= Task instructions =
Out of the lines in this data, how many include "name"? Give the number and nothing else.

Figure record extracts

————————

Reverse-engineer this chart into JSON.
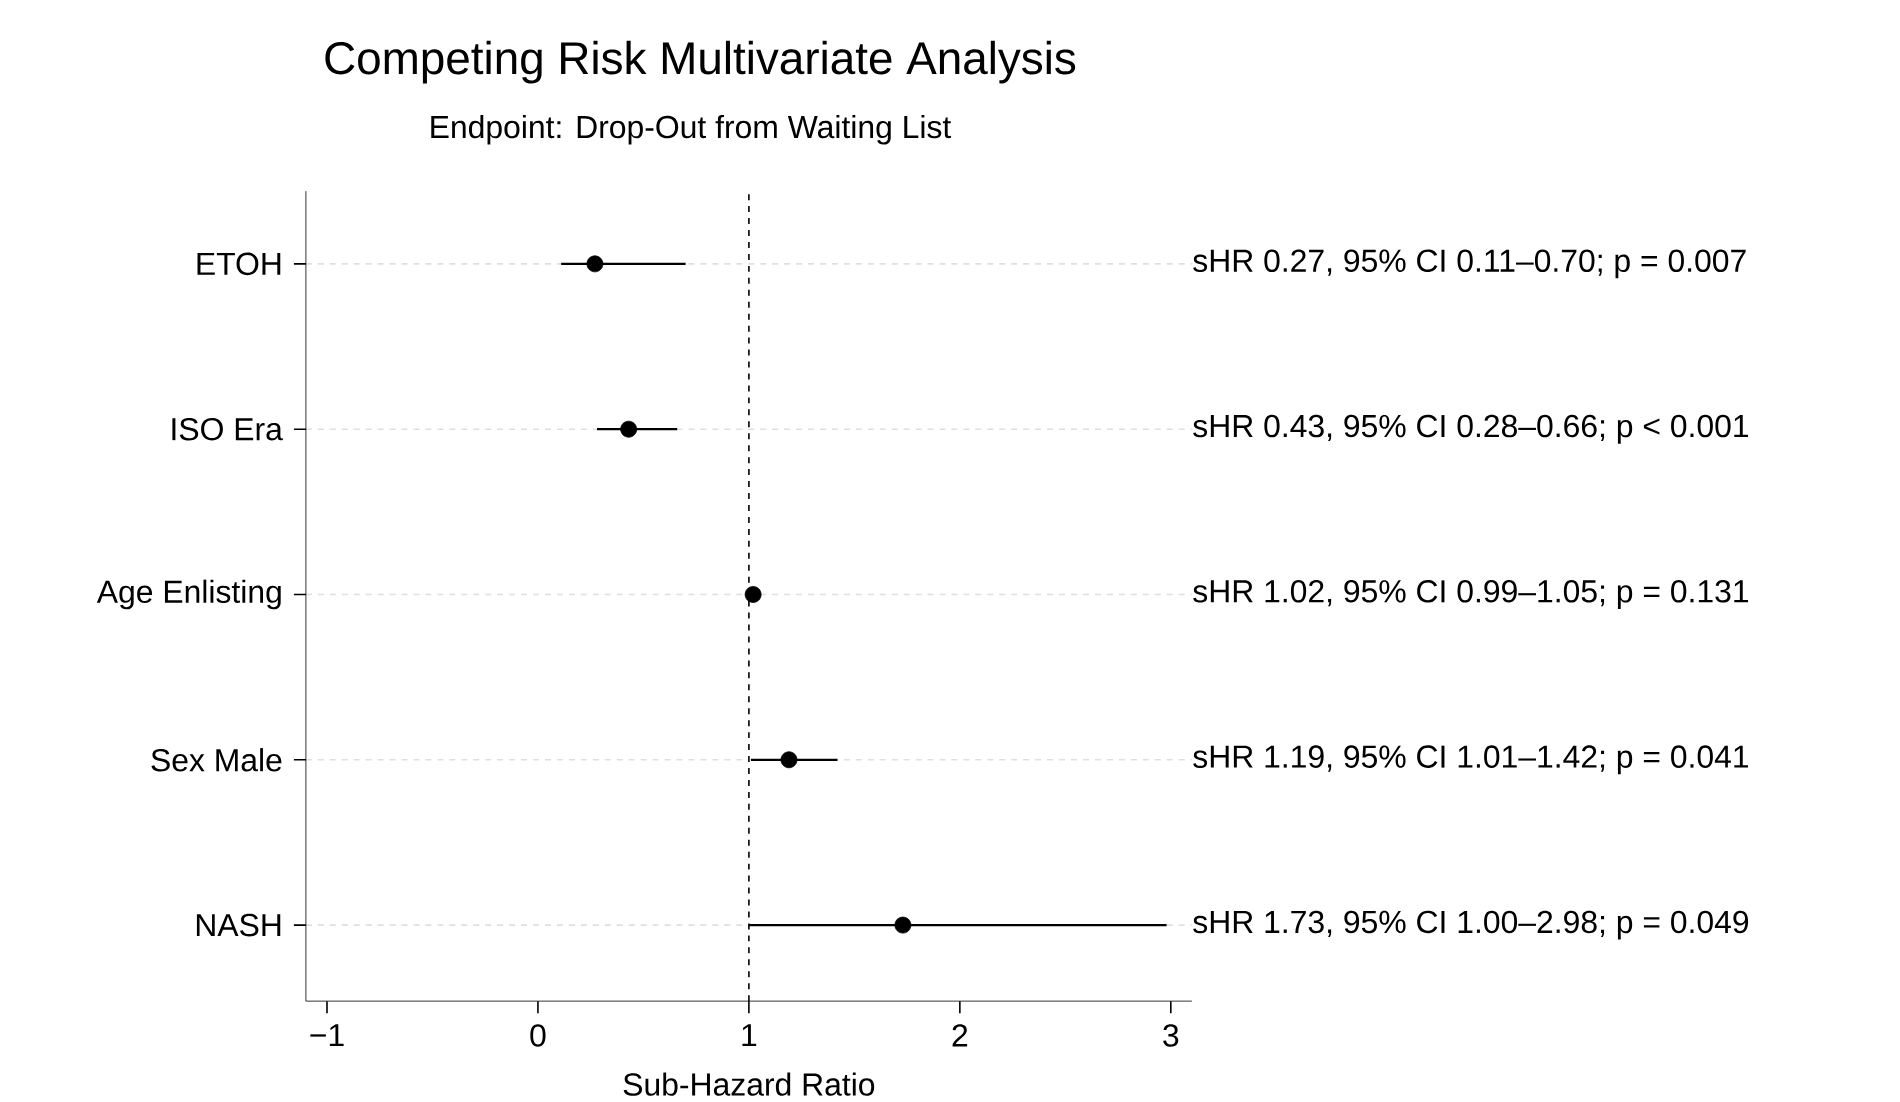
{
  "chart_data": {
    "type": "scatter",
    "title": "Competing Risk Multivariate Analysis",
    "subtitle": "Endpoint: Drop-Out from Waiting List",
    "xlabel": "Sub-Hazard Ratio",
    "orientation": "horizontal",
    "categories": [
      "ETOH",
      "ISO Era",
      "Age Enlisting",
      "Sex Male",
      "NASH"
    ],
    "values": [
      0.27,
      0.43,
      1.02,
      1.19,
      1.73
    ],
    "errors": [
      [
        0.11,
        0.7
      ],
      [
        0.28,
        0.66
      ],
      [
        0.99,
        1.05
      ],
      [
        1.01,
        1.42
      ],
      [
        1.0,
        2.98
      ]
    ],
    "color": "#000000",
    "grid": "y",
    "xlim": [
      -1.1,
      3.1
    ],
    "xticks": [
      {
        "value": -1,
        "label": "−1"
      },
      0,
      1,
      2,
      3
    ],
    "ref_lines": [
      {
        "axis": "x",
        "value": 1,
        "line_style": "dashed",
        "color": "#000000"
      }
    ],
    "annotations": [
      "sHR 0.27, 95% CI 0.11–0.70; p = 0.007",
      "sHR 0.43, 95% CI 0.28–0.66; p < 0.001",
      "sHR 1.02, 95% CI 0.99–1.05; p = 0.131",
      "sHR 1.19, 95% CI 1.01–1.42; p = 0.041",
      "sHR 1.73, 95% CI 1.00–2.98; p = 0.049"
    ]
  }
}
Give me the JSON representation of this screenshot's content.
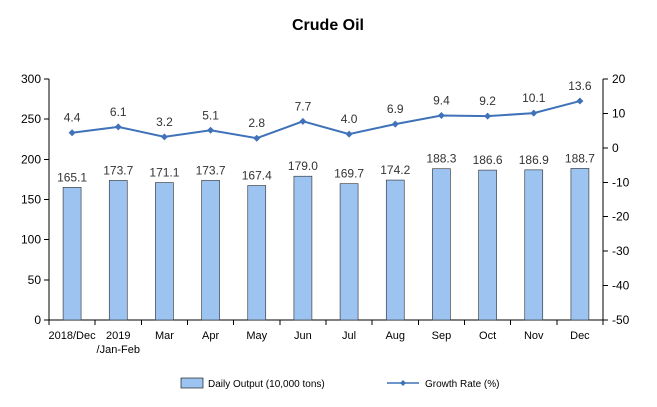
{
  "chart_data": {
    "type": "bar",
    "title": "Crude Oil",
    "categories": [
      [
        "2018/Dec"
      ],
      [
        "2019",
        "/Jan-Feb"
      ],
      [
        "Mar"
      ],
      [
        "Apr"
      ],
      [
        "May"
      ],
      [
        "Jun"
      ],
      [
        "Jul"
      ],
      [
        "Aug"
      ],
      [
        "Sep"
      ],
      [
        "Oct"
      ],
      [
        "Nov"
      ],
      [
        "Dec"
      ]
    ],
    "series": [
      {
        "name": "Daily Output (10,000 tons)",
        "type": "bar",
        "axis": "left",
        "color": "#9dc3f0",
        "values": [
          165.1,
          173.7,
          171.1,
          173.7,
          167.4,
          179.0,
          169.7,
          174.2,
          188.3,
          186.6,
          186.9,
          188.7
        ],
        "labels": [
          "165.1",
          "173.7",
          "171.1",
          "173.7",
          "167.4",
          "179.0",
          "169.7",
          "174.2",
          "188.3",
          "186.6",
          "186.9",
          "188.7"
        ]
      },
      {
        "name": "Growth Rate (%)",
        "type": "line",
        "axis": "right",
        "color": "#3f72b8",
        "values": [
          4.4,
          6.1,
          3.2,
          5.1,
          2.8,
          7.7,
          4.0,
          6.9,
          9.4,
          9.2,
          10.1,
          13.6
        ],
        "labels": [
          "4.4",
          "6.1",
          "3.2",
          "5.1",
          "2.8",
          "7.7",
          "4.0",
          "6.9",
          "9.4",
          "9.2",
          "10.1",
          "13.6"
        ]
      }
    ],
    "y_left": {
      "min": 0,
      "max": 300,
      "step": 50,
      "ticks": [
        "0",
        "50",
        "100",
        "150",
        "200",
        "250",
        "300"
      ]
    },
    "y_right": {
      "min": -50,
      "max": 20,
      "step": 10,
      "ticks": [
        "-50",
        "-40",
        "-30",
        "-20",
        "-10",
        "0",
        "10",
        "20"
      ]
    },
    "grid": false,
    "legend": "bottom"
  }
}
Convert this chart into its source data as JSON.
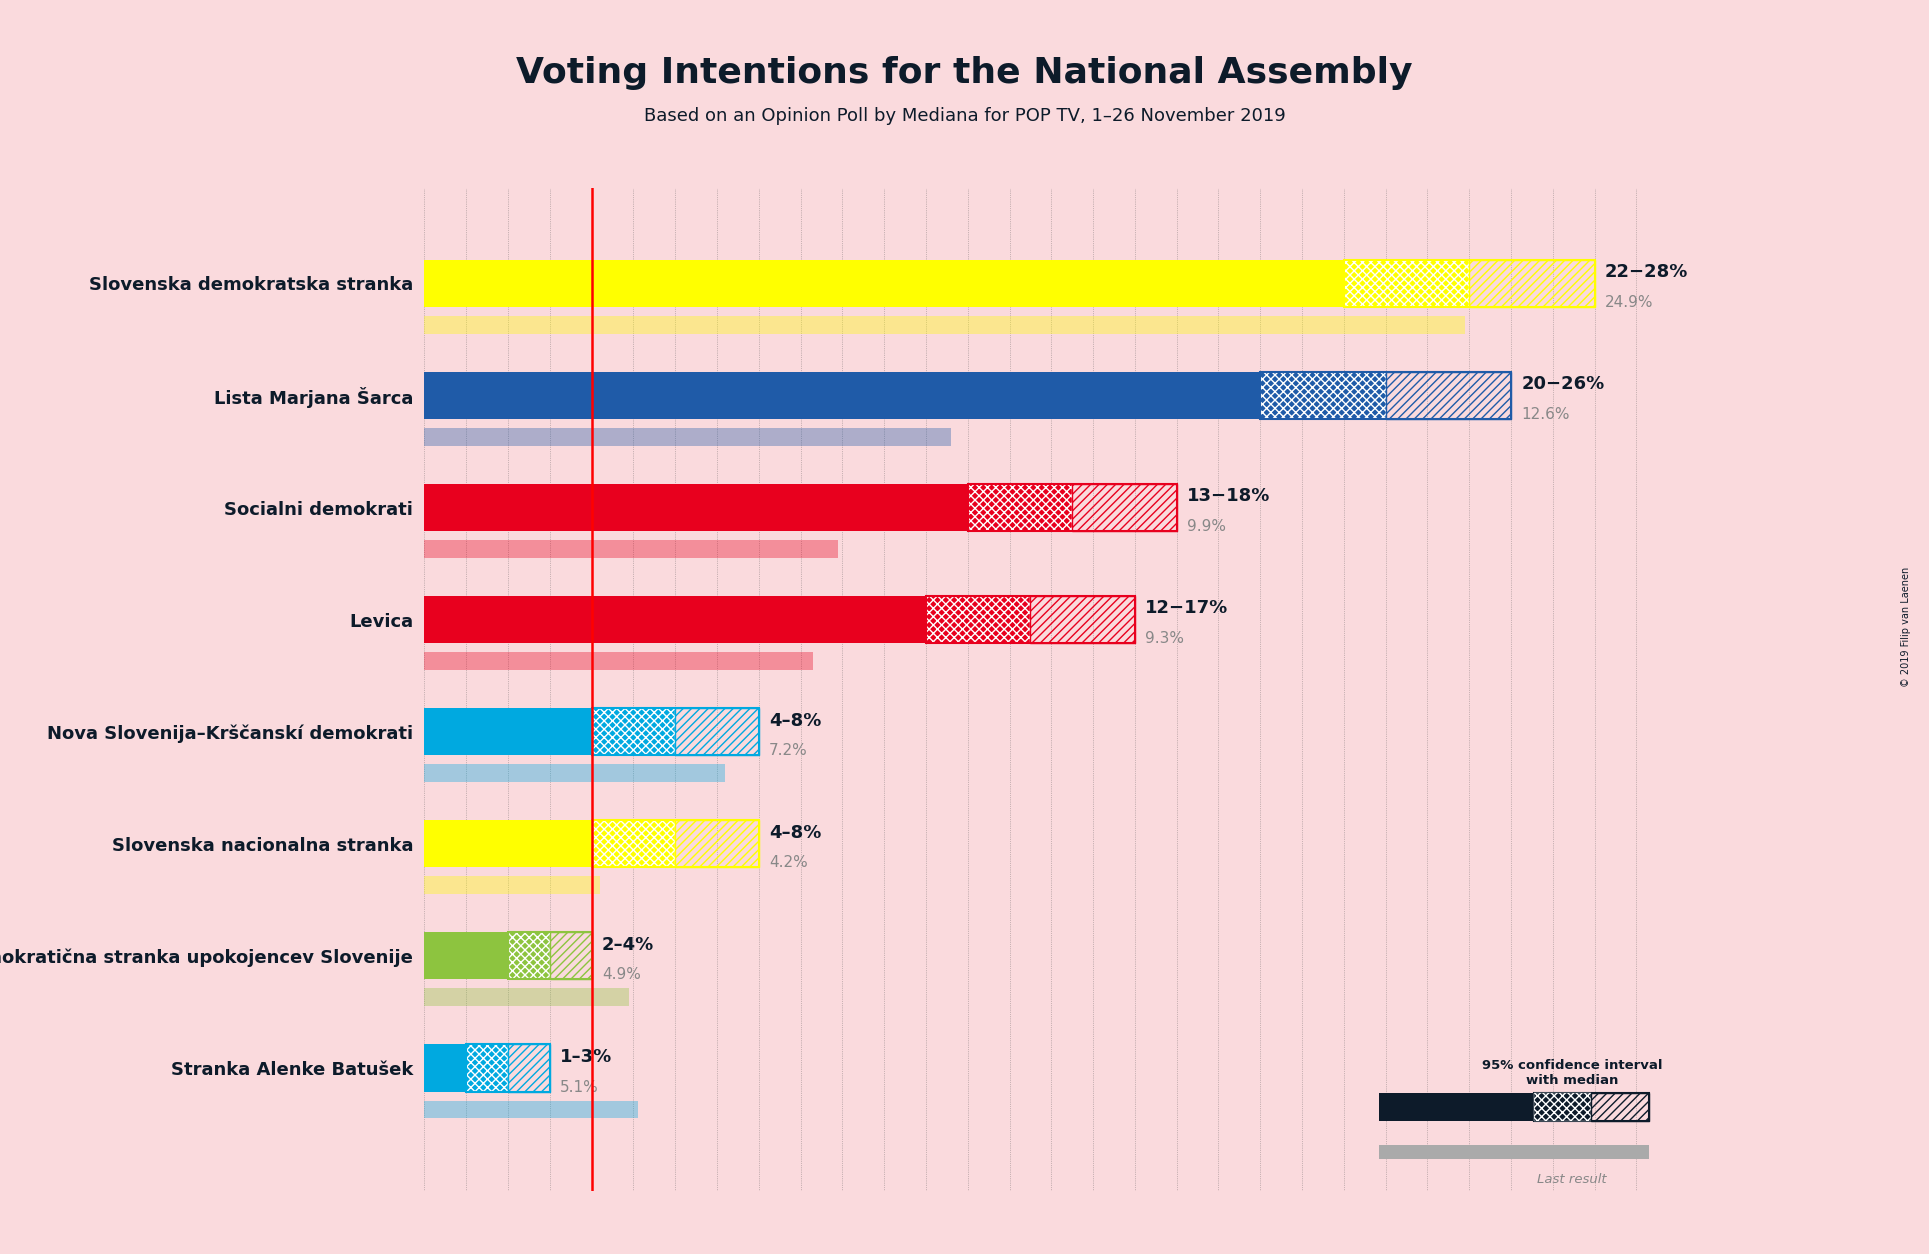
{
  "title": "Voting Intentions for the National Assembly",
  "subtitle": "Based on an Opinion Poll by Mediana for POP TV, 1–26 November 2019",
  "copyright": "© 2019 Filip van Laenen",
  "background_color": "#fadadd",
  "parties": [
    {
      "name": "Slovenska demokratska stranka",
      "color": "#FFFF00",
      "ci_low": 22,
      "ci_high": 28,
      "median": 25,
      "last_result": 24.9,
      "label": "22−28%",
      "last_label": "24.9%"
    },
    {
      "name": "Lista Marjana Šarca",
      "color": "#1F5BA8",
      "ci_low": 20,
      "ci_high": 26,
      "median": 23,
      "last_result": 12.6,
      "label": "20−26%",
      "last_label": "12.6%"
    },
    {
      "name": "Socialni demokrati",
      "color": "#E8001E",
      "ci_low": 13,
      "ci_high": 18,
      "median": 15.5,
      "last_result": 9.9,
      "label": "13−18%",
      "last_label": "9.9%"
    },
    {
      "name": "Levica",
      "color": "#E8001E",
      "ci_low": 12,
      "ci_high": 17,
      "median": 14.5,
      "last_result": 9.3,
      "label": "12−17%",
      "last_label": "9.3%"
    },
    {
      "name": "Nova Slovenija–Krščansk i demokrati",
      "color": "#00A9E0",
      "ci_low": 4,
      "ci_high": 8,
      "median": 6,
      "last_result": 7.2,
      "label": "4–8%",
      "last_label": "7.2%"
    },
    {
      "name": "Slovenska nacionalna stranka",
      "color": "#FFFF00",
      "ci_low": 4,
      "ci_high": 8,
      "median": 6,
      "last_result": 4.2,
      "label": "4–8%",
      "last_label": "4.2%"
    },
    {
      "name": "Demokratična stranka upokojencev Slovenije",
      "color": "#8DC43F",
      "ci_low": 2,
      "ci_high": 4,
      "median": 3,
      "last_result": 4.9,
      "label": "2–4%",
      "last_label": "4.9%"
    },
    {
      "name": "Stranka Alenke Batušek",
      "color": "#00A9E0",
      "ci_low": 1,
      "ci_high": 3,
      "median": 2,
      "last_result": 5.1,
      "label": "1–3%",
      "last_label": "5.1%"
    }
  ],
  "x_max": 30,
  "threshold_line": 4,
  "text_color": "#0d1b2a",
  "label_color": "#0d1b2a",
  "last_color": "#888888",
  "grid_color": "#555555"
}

————————

= Response =
10